Saved entries:
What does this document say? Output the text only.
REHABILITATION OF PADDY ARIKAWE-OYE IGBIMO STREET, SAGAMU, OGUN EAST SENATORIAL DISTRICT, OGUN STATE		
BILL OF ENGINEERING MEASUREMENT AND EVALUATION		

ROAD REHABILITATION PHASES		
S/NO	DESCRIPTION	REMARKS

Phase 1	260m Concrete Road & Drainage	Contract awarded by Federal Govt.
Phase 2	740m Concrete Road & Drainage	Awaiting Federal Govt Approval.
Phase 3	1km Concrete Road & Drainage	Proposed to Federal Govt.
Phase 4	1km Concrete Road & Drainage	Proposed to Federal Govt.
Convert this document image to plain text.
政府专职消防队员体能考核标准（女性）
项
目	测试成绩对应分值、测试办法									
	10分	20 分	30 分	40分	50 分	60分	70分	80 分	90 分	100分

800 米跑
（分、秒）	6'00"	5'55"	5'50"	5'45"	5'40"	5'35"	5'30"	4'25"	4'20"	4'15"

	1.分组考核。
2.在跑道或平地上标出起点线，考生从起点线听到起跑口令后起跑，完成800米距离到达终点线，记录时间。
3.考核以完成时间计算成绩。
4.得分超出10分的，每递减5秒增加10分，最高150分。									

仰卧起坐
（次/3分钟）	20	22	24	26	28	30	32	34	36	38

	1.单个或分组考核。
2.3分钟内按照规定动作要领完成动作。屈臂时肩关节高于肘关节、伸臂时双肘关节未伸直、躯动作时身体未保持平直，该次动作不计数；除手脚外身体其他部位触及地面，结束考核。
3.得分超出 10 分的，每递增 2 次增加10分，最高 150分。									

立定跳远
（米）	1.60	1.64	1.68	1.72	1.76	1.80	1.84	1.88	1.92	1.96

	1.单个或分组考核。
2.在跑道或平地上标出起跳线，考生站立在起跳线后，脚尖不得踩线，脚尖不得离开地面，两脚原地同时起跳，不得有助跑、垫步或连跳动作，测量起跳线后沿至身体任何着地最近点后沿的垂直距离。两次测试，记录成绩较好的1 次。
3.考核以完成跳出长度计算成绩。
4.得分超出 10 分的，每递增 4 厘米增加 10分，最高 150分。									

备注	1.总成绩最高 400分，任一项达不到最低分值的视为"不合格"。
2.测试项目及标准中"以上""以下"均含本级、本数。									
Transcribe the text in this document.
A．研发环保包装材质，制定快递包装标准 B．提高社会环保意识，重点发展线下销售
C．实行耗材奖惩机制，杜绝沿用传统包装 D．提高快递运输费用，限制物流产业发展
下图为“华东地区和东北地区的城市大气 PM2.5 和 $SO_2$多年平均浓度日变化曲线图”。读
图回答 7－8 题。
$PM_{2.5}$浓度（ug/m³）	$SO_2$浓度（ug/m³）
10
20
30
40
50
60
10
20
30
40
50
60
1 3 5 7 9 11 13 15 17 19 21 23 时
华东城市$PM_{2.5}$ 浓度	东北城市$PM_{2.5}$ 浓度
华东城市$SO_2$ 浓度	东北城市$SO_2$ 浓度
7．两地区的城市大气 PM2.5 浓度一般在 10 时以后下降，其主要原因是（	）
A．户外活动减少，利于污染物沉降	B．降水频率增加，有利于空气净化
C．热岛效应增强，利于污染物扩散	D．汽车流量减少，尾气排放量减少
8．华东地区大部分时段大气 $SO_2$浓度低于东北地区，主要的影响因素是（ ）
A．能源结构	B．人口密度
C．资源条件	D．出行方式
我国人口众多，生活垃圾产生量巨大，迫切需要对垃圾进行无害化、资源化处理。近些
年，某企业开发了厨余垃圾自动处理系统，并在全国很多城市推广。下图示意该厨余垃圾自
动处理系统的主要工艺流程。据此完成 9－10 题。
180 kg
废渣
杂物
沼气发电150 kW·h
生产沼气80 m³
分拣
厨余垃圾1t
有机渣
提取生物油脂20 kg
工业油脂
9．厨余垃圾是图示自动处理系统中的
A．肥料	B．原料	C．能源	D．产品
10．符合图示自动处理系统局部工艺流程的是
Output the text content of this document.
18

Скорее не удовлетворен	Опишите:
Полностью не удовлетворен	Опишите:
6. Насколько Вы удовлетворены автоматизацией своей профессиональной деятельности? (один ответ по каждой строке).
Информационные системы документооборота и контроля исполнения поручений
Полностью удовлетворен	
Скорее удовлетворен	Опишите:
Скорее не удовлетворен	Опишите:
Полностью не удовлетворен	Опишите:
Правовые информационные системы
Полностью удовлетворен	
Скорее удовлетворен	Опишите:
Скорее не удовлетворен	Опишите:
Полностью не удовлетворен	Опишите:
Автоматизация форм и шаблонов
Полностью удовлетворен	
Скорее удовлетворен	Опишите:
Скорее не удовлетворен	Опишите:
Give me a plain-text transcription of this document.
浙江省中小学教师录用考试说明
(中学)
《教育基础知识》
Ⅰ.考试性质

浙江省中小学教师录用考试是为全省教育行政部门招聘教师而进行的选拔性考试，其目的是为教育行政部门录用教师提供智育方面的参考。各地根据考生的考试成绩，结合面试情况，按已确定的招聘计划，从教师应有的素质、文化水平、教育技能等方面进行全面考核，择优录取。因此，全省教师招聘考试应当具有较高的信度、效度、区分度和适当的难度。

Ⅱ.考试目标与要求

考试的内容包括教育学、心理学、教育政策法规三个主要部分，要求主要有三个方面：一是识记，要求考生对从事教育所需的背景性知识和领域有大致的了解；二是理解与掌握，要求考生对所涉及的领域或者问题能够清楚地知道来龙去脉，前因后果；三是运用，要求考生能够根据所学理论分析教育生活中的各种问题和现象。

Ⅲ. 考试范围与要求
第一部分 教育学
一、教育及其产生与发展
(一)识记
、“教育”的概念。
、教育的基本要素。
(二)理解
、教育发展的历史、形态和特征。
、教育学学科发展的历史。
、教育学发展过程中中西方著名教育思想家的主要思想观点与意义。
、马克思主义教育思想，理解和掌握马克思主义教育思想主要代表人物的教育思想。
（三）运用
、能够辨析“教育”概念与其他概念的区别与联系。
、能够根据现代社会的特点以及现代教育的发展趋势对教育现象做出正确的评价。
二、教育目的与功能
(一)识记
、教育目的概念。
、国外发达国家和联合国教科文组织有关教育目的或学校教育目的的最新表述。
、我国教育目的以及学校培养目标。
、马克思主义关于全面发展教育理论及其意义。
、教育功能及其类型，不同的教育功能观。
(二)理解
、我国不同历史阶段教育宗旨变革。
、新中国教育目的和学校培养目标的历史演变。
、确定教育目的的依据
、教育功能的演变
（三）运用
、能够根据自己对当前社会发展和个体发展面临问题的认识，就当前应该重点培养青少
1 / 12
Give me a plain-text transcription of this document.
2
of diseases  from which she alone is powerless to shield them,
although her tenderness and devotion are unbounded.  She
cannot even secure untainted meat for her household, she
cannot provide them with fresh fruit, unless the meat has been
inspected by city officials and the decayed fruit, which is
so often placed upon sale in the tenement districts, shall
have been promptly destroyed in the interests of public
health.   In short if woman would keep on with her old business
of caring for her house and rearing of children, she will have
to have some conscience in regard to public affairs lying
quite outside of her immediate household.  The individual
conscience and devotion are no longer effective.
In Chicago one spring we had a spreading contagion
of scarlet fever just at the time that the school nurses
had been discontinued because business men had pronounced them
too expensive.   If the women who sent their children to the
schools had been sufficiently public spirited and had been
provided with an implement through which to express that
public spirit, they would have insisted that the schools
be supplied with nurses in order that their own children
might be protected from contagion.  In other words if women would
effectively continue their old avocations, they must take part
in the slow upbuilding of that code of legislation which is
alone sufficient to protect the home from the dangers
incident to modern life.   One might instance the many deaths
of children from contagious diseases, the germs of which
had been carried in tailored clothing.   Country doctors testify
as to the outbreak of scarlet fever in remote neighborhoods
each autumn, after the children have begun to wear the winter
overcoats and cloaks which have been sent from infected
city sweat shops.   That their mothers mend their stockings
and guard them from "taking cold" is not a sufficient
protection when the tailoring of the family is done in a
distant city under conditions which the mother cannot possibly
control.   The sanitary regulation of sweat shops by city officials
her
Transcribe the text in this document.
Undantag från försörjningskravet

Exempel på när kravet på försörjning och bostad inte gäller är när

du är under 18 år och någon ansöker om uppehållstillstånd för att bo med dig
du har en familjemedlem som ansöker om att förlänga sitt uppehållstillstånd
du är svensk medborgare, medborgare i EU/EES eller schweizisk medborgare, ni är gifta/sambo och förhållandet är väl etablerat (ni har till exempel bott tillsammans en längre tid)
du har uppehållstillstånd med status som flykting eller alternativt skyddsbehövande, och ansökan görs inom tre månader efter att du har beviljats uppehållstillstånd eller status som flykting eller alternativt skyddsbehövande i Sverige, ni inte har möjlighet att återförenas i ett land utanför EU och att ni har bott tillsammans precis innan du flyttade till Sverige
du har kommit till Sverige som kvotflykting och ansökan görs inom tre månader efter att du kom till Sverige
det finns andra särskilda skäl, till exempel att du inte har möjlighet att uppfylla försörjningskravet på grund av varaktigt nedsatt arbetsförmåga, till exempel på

● Exercise requirements: Identify every line where the string "schools" appears.

● In response:
schools had been sufficiently public spirited and had been
public spirit, they would have insisted that the schools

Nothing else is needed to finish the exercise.